---------- DATA EXTRACT

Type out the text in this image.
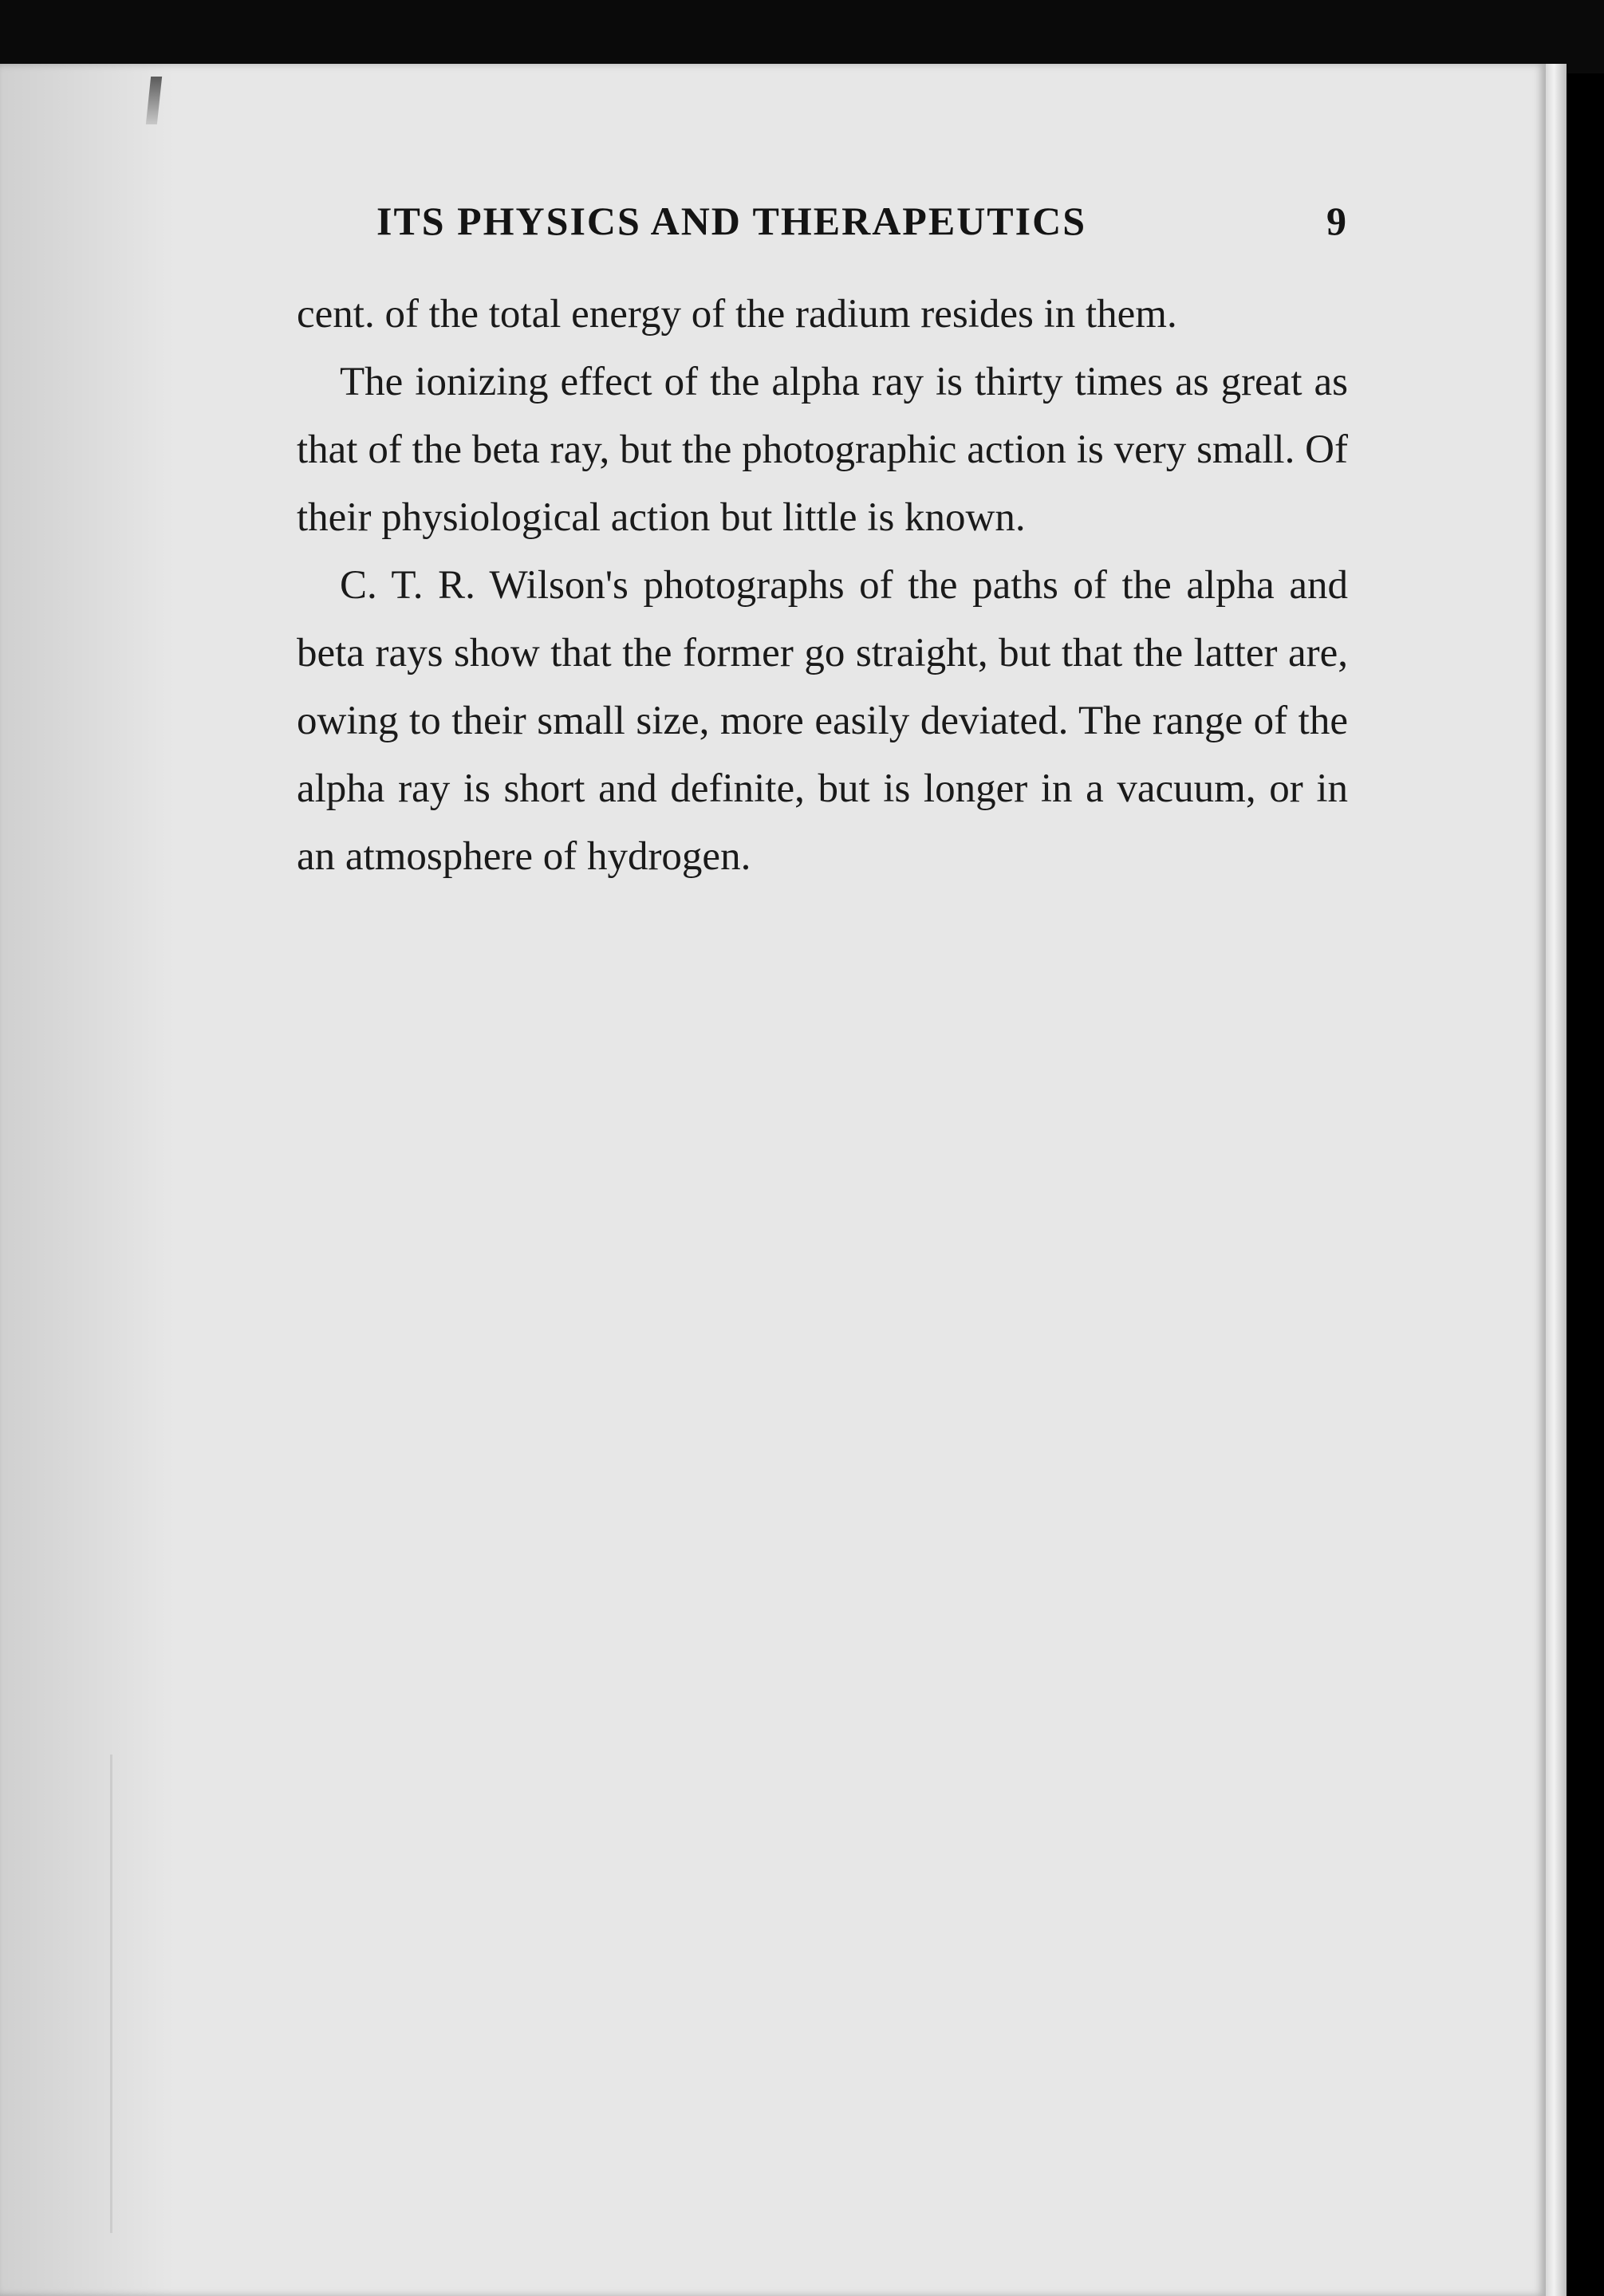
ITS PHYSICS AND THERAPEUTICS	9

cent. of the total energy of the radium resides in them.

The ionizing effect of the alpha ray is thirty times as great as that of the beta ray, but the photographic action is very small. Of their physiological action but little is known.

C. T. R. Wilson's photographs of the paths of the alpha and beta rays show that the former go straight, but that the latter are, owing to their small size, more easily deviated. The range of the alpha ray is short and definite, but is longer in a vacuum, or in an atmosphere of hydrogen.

--------------------
---------- DATA EXTRACT

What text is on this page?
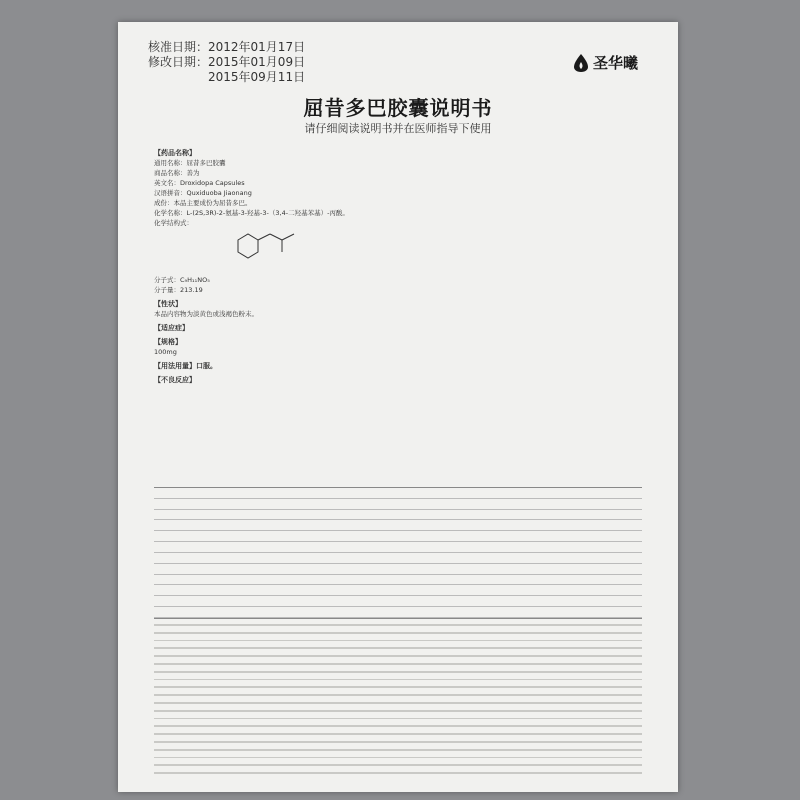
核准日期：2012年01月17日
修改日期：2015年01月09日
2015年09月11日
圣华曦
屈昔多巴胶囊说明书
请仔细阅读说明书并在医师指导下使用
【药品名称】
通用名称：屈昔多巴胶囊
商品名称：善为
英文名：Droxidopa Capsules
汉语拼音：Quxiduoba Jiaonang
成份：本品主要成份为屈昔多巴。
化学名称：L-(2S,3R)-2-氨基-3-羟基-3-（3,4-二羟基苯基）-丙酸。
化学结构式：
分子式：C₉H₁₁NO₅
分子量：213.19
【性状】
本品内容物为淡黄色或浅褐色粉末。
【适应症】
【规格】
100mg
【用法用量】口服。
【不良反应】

--------------------
---------- DATA EXTRACT

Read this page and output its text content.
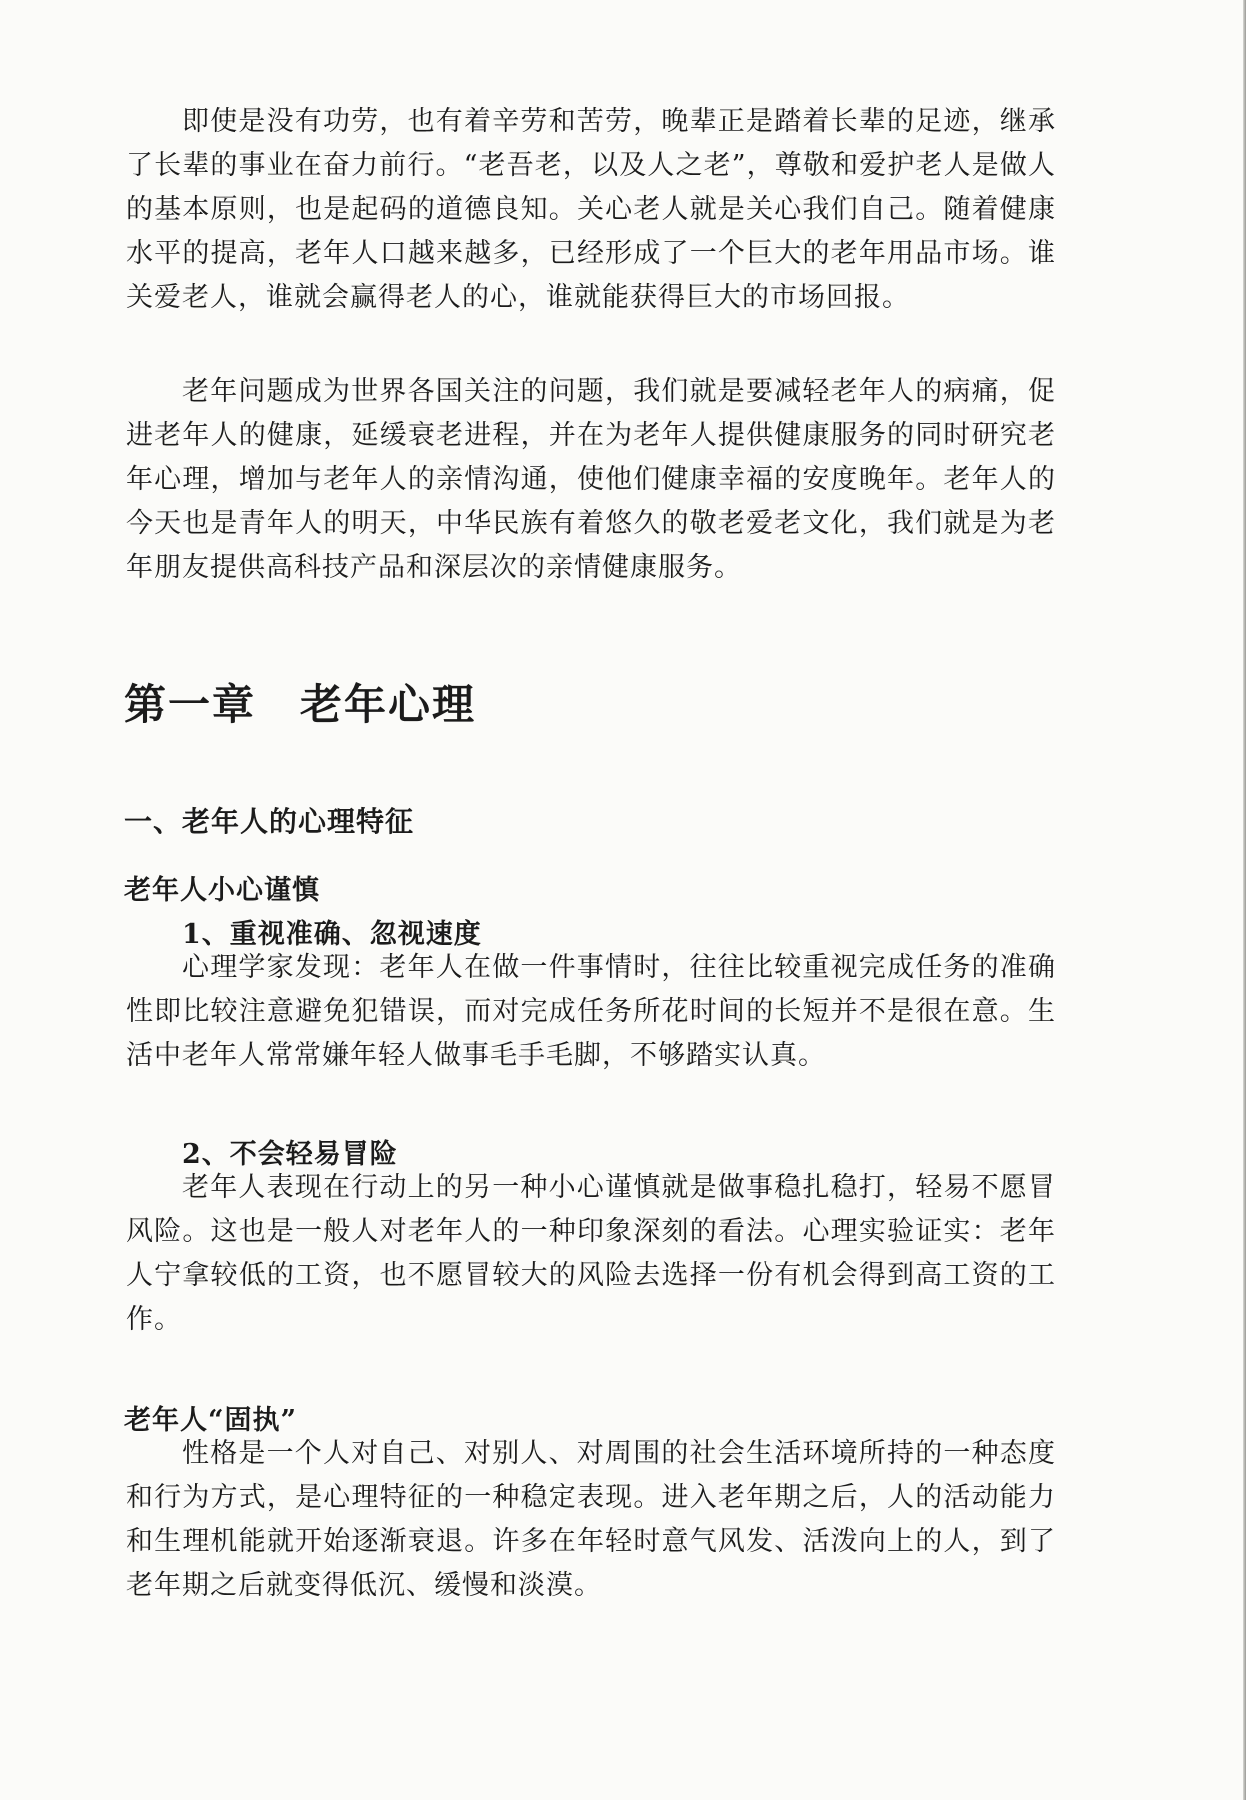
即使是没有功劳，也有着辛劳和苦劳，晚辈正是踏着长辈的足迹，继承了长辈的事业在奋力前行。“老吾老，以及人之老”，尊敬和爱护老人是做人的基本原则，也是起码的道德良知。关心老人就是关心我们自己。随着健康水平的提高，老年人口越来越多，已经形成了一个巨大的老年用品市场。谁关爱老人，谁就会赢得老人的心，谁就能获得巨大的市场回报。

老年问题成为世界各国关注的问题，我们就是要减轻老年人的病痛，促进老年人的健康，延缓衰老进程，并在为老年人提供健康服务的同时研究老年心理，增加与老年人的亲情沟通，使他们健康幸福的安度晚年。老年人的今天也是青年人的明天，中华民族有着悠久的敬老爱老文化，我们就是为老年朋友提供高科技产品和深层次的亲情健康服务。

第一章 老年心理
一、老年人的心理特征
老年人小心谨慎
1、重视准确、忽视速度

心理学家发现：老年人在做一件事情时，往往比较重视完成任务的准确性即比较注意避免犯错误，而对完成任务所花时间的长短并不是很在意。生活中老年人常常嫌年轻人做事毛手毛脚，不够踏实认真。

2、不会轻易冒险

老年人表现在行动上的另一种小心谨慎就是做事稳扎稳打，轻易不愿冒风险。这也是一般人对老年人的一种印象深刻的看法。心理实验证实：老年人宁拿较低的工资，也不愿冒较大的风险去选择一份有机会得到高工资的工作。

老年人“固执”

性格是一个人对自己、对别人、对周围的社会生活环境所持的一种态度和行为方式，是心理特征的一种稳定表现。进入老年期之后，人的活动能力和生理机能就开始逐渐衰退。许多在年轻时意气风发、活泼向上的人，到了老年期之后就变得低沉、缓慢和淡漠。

--------------------

■ **EXERCISE**
Using the records above, gather all lines where the string "beta" is present.

■ **RESULT FOR THIS EXERCISE**
The ionizing effect of the alpha ray is thirty times as great as that of the beta ray, but the photographic action is very small. Of their physiological action but little is known.
C. T. R. Wilson's photographs of the paths of the alpha and beta rays show that the former go straight, but that the latter are, owing to their small size, more easily deviated. The range of the alpha ray is short and definite, but is longer in a vacuum, or in an atmosphere of hydrogen.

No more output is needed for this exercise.